══ Dataset entries ══

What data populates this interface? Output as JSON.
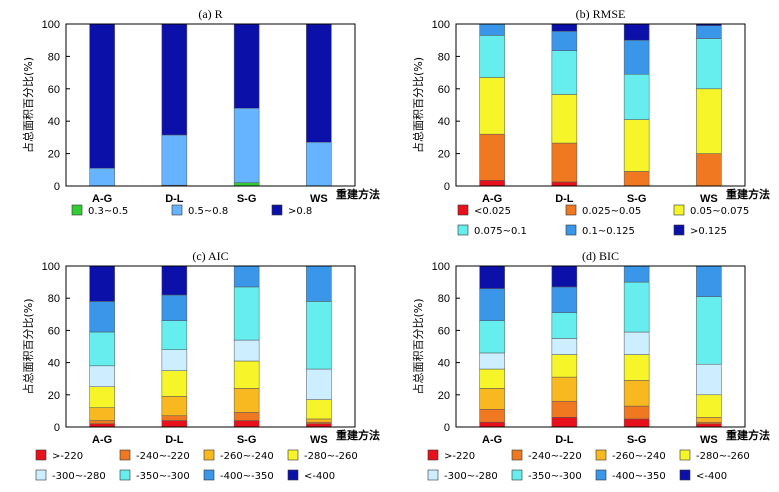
{
  "chart_data": [
    {
      "type": "bar",
      "stacked": true,
      "title": "(a) R",
      "ylabel": "占总面积百分比(%)",
      "xlabel": "重建方法",
      "ylim": [
        0,
        100
      ],
      "yticks": [
        0,
        20,
        40,
        60,
        80,
        100
      ],
      "categories": [
        "A-G",
        "D-L",
        "S-G",
        "WS"
      ],
      "legend_cols": 3,
      "series": [
        {
          "name": "0.3~0.5",
          "color": "#33cc33",
          "values": [
            0,
            0.5,
            2,
            0
          ]
        },
        {
          "name": "0.5~0.8",
          "color": "#66b3ff",
          "values": [
            11,
            31,
            46,
            27
          ]
        },
        {
          "name": ">0.8",
          "color": "#0a10a8",
          "values": [
            89,
            68.5,
            52,
            73
          ]
        }
      ]
    },
    {
      "type": "bar",
      "stacked": true,
      "title": "(b) RMSE",
      "ylabel": "占总面积百分比(%)",
      "xlabel": "重建方法",
      "ylim": [
        0,
        100
      ],
      "yticks": [
        0,
        20,
        40,
        60,
        80,
        100
      ],
      "categories": [
        "A-G",
        "D-L",
        "S-G",
        "WS"
      ],
      "legend_cols": 3,
      "series": [
        {
          "name": "<0.025",
          "color": "#e8101a",
          "values": [
            3.5,
            2.5,
            0,
            0
          ]
        },
        {
          "name": "0.025~0.05",
          "color": "#f07820",
          "values": [
            28.5,
            24,
            9,
            20
          ]
        },
        {
          "name": "0.05~0.075",
          "color": "#f5f52a",
          "values": [
            35,
            30,
            32,
            40
          ]
        },
        {
          "name": "0.075~0.1",
          "color": "#66eeee",
          "values": [
            26,
            27,
            28,
            31
          ]
        },
        {
          "name": "0.1~0.125",
          "color": "#3a96e8",
          "values": [
            7,
            12,
            21,
            8
          ]
        },
        {
          "name": ">0.125",
          "color": "#0a10a8",
          "values": [
            0,
            4.5,
            10,
            1
          ]
        }
      ]
    },
    {
      "type": "bar",
      "stacked": true,
      "title": "(c) AIC",
      "ylabel": "占总面积百分比(%)",
      "xlabel": "重建方法",
      "ylim": [
        0,
        100
      ],
      "yticks": [
        0,
        20,
        40,
        60,
        80,
        100
      ],
      "categories": [
        "A-G",
        "D-L",
        "S-G",
        "WS"
      ],
      "legend_cols": 4,
      "series": [
        {
          "name": ">-220",
          "color": "#e8101a",
          "values": [
            2,
            4,
            4,
            2
          ]
        },
        {
          "name": "-240~-220",
          "color": "#f07820",
          "values": [
            2,
            3,
            5,
            1
          ]
        },
        {
          "name": "-260~-240",
          "color": "#f8b820",
          "values": [
            8,
            12,
            15,
            2
          ]
        },
        {
          "name": "-280~-260",
          "color": "#f5f52a",
          "values": [
            13,
            16,
            17,
            12
          ]
        },
        {
          "name": "-300~-280",
          "color": "#cceeff",
          "values": [
            13,
            13,
            13,
            19
          ]
        },
        {
          "name": "-350~-300",
          "color": "#66eeee",
          "values": [
            21,
            18,
            33,
            42
          ]
        },
        {
          "name": "-400~-350",
          "color": "#3a96e8",
          "values": [
            19,
            16,
            13,
            22
          ]
        },
        {
          "name": "<-400",
          "color": "#0a10a8",
          "values": [
            22,
            18,
            0,
            0
          ]
        }
      ]
    },
    {
      "type": "bar",
      "stacked": true,
      "title": "(d) BIC",
      "ylabel": "占总面积百分比(%)",
      "xlabel": "重建方法",
      "ylim": [
        0,
        100
      ],
      "yticks": [
        0,
        20,
        40,
        60,
        80,
        100
      ],
      "categories": [
        "A-G",
        "D-L",
        "S-G",
        "WS"
      ],
      "legend_cols": 4,
      "series": [
        {
          "name": ">-220",
          "color": "#e8101a",
          "values": [
            3,
            6,
            5,
            2
          ]
        },
        {
          "name": "-240~-220",
          "color": "#f07820",
          "values": [
            8,
            10,
            8,
            1
          ]
        },
        {
          "name": "-260~-240",
          "color": "#f8b820",
          "values": [
            13,
            15,
            16,
            3
          ]
        },
        {
          "name": "-280~-260",
          "color": "#f5f52a",
          "values": [
            12,
            14,
            16,
            14
          ]
        },
        {
          "name": "-300~-280",
          "color": "#cceeff",
          "values": [
            10,
            10,
            14,
            19
          ]
        },
        {
          "name": "-350~-300",
          "color": "#66eeee",
          "values": [
            20,
            16,
            31,
            42
          ]
        },
        {
          "name": "-400~-350",
          "color": "#3a96e8",
          "values": [
            20,
            16,
            10,
            19
          ]
        },
        {
          "name": "<-400",
          "color": "#0a10a8",
          "values": [
            14,
            13,
            0,
            0
          ]
        }
      ]
    }
  ]
}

═══

- _Given problem_
Check each line above for the word "title", and copy the lines where it appears.

- _Full answer_
      "title": "(a) R",
      "title": "(b) RMSE",
      "title": "(c) AIC",
      "title": "(d) BIC",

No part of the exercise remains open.